### Instructions to follow
Tally the lines in the listing below that include "week". Answer with the count and nothing more.

A run of records:
━━━━
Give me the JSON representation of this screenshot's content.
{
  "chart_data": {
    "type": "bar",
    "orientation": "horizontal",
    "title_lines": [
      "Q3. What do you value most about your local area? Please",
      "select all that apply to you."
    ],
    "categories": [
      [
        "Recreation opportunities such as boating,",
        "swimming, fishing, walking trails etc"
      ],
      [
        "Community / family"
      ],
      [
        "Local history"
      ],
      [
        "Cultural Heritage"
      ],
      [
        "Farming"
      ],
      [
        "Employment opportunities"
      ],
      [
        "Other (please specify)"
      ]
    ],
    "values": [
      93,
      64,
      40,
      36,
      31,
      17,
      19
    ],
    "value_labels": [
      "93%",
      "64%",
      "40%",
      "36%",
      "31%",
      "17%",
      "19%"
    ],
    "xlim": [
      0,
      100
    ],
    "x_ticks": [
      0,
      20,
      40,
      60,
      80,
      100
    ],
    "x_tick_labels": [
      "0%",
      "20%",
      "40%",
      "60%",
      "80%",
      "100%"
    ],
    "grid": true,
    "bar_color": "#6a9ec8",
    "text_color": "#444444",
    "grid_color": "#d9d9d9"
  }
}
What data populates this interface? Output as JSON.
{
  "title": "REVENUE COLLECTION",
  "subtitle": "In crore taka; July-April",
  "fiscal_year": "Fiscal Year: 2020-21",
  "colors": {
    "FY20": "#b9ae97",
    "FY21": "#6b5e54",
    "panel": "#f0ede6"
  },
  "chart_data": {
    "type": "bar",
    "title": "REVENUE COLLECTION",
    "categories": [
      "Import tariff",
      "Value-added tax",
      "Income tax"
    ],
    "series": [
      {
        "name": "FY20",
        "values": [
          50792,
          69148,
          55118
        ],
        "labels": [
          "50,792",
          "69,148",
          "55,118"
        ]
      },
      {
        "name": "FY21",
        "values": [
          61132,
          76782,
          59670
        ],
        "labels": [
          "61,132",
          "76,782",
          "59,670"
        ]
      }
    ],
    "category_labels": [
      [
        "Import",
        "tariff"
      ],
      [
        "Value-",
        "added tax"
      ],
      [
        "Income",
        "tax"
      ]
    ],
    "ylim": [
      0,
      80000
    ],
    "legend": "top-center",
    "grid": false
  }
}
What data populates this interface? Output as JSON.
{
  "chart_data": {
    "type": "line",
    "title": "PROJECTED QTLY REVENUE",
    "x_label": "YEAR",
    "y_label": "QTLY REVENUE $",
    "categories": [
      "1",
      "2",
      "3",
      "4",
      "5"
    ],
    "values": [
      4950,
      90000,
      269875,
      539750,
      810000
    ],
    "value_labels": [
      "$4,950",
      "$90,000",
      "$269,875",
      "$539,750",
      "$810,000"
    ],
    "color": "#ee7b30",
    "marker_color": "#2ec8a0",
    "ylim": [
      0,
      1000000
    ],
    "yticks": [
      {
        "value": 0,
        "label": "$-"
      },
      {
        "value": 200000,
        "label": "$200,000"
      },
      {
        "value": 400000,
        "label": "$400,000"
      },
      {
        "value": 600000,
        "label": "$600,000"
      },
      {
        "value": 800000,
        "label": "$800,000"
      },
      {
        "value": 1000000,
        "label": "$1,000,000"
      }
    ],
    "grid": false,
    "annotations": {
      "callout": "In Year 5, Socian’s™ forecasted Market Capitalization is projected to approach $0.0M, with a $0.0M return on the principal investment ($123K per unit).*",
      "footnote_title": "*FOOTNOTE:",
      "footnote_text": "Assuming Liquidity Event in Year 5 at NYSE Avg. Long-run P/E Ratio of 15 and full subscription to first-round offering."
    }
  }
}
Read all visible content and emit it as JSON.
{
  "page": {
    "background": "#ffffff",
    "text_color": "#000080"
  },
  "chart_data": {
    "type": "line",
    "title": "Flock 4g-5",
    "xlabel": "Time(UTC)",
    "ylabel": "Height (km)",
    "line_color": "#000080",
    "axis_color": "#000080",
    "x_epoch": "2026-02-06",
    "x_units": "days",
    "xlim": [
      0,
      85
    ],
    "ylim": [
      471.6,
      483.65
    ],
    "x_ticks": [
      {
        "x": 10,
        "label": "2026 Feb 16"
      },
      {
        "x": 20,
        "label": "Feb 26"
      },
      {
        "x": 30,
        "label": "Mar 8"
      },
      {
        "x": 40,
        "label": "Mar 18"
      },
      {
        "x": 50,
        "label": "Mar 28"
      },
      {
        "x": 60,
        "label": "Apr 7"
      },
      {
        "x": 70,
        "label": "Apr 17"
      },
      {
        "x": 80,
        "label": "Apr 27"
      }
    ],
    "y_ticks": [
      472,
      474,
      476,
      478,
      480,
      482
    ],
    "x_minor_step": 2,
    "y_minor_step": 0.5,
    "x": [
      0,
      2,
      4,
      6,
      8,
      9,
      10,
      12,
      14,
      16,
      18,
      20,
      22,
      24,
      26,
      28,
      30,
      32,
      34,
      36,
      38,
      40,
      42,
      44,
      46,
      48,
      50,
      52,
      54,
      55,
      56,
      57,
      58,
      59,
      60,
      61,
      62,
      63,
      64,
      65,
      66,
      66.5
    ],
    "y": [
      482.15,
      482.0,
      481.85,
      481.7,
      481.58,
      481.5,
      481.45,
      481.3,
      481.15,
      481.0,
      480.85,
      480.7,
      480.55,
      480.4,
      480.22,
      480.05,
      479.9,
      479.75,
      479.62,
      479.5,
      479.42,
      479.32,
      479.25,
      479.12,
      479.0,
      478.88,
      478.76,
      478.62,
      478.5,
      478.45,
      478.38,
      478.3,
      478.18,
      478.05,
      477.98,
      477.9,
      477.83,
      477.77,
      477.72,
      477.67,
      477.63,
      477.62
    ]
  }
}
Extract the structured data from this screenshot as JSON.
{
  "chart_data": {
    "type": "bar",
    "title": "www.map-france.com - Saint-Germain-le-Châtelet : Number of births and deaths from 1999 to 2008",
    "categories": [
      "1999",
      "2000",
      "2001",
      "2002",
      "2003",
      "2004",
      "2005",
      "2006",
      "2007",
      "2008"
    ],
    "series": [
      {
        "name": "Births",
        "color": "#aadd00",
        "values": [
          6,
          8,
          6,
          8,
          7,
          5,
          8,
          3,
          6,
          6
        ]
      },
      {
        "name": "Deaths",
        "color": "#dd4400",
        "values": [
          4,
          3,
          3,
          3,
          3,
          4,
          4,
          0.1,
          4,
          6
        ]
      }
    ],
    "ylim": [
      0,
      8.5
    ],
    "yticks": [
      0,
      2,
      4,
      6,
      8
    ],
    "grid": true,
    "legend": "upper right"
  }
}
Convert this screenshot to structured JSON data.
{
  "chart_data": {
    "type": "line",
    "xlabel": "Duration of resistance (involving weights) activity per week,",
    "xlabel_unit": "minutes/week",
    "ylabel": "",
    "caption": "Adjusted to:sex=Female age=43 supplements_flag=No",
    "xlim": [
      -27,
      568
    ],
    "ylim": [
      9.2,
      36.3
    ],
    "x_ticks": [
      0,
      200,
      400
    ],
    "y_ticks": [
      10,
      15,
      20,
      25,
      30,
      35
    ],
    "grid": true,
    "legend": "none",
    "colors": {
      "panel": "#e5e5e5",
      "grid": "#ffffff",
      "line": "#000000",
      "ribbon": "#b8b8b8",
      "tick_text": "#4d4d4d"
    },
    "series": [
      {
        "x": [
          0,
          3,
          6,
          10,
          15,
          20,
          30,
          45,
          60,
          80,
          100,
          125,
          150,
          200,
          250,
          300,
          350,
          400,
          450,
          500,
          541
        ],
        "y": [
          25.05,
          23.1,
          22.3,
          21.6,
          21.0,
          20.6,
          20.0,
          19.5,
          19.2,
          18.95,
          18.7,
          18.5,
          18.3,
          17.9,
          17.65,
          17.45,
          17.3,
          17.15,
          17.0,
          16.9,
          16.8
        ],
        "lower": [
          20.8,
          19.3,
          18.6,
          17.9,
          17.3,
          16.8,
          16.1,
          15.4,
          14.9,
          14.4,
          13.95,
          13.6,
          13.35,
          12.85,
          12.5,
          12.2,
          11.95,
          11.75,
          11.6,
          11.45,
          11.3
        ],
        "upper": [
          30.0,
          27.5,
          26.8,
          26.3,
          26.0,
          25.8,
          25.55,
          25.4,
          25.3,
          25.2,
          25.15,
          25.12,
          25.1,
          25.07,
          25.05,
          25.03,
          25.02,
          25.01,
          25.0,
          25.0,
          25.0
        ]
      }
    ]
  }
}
━━━━
### Written solution
2